* Problem statement *
Check every line below for the word "JSON" and show those that hold it.

(Stored entries)
====

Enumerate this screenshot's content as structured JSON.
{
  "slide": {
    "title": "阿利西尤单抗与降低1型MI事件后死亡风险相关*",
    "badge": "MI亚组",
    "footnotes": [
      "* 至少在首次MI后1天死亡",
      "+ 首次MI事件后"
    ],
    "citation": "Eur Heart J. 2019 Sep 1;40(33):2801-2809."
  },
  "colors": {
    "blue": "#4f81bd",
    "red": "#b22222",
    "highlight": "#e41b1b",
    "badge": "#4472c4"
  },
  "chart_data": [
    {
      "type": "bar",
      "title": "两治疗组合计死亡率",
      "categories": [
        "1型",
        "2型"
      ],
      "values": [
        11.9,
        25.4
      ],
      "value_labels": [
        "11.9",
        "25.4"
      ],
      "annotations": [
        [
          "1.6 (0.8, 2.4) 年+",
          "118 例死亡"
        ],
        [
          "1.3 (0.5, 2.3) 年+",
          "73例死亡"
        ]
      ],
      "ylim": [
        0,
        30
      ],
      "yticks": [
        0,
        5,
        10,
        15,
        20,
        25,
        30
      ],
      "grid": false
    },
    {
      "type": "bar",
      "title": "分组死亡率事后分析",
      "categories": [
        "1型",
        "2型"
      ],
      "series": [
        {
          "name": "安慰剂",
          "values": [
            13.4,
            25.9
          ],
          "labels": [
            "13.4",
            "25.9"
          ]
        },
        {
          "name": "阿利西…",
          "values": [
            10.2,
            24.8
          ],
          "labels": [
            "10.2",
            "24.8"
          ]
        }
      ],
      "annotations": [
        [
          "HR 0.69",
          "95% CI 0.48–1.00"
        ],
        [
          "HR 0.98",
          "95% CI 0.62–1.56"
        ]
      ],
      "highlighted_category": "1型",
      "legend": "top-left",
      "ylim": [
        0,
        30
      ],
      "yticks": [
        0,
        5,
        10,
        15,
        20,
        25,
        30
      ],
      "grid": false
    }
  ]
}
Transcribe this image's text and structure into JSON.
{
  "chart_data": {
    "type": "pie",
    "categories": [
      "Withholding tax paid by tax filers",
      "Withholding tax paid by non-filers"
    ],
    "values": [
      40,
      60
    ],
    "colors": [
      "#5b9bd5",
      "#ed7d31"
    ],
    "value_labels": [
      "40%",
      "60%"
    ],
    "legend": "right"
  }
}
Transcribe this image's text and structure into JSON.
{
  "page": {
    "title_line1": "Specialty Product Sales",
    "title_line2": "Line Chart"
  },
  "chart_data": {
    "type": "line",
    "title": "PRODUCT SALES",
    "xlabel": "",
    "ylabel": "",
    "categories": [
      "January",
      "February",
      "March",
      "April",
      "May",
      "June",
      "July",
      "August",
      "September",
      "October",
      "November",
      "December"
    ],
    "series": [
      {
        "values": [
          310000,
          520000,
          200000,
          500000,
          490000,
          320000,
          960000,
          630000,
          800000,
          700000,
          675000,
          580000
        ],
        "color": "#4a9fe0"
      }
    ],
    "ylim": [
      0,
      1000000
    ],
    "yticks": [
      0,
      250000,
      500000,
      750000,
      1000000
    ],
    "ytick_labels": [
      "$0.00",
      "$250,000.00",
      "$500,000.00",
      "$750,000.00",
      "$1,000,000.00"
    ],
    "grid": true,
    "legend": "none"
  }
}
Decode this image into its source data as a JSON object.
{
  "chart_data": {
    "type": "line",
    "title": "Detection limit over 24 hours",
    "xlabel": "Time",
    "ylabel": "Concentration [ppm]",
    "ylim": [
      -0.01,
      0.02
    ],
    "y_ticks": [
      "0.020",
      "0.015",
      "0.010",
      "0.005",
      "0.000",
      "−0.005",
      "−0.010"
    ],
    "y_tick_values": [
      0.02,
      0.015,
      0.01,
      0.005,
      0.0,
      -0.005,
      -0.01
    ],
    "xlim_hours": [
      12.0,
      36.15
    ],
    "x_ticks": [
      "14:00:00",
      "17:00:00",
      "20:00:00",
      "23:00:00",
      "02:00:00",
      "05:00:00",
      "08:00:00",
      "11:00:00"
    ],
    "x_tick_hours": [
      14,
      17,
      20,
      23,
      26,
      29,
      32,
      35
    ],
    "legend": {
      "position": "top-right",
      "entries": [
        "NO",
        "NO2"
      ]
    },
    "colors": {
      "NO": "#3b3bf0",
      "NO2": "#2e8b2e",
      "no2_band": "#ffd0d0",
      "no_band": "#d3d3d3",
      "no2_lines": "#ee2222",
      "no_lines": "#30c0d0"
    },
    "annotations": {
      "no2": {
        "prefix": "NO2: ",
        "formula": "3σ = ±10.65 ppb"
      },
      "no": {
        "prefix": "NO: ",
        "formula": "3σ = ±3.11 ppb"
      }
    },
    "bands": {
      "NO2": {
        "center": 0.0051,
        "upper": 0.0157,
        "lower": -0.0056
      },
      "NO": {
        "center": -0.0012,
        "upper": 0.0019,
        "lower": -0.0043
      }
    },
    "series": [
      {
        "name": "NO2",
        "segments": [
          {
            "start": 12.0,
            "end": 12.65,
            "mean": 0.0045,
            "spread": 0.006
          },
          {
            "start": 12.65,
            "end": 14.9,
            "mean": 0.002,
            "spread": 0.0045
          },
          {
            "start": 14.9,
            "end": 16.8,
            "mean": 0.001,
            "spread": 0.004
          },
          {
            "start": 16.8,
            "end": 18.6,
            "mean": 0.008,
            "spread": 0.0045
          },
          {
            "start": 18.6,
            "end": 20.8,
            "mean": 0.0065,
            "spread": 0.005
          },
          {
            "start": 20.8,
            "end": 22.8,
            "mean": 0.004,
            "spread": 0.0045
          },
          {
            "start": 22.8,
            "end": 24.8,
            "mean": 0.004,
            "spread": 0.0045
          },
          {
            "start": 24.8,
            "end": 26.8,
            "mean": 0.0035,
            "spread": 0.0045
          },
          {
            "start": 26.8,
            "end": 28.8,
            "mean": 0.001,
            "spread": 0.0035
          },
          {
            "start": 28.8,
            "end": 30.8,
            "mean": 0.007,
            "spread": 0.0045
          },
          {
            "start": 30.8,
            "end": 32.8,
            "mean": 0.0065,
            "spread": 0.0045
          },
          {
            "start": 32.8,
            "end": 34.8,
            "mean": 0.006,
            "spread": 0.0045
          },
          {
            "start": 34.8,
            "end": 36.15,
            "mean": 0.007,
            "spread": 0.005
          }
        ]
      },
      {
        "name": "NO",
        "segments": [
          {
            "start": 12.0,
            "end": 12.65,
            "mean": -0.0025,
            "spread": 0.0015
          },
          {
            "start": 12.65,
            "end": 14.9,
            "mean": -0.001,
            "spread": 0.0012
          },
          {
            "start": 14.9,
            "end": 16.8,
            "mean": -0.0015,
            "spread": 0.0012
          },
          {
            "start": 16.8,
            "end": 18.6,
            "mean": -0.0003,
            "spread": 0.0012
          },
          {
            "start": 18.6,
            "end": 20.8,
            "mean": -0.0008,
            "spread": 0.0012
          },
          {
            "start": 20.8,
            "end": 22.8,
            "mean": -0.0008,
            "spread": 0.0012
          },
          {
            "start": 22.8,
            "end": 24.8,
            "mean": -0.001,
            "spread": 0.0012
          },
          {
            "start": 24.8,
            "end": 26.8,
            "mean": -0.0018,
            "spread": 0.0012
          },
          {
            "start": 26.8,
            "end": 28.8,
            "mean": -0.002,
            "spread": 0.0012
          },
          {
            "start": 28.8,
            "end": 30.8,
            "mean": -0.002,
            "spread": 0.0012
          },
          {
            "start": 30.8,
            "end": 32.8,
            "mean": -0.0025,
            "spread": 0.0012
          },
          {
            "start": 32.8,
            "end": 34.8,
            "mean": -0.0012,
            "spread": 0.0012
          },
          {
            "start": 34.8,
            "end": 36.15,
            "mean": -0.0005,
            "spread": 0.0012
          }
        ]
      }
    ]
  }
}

====

* Output of the exercise *
Enumerate this screenshot's content as structured JSON.
Transcribe this image's text and structure into JSON.
Transcribe this image's text and structure into JSON.
Decode this image into its source data as a JSON object.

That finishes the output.